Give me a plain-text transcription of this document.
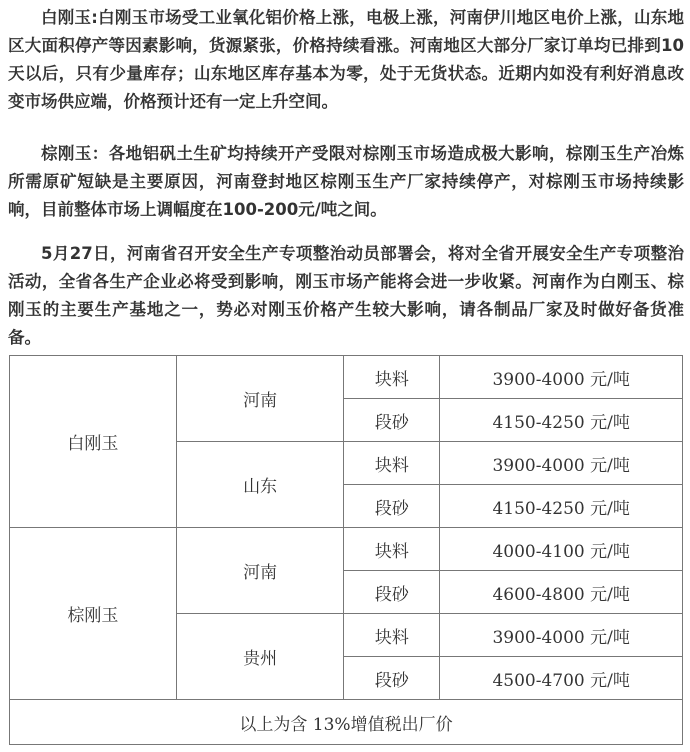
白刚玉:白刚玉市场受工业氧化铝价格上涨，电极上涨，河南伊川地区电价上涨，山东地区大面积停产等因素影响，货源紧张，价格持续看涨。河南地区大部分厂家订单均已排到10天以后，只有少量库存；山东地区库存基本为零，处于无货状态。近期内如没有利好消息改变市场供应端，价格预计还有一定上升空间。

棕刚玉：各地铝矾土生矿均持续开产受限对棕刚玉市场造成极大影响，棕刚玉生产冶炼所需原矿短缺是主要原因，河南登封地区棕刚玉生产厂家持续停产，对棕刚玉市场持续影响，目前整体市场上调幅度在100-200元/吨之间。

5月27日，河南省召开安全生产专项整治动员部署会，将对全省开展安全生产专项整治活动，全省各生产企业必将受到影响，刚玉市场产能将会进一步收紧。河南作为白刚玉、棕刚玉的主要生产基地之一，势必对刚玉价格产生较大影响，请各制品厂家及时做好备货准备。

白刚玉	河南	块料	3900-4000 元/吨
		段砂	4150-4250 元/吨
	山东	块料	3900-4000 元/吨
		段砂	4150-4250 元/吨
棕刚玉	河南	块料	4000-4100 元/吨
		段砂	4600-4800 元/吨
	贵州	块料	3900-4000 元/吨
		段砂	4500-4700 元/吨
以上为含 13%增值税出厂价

○ ○ ○

Objective.
Exclude the pictures and transcribe all of the entries exactly.

Solution to the problem.
Give me a plain-text transcription of this document.
白刚玉:白刚玉市场受工业氧化铝价格上涨，电极上涨，河南伊川地区电价上涨，山东地区大面积停产等因素影响，货源紧张，价格持续看涨。河南地区大部分厂家订单均已排到10天以后，只有少量库存；山东地区库存基本为零，处于无货状态。近期内如没有利好消息改变市场供应端，价格预计还有一定上升空间。

棕刚玉：各地铝矾土生矿均持续开产受限对棕刚玉市场造成极大影响，棕刚玉生产冶炼所需原矿短缺是主要原因，河南登封地区棕刚玉生产厂家持续停产，对棕刚玉市场持续影响，目前整体市场上调幅度在100-200元/吨之间。

5月27日，河南省召开安全生产专项整治动员部署会，将对全省开展安全生产专项整治活动，全省各生产企业必将受到影响，刚玉市场产能将会进一步收紧。河南作为白刚玉、棕刚玉的主要生产基地之一，势必对刚玉价格产生较大影响，请各制品厂家及时做好备货准备。

白刚玉	河南	块料	3900-4000 元/吨
		段砂	4150-4250 元/吨
	山东	块料	3900-4000 元/吨
		段砂	4150-4250 元/吨
棕刚玉	河南	块料	4000-4100 元/吨
		段砂	4600-4800 元/吨
	贵州	块料	3900-4000 元/吨
		段砂	4500-4700 元/吨
以上为含 13%增值税出厂价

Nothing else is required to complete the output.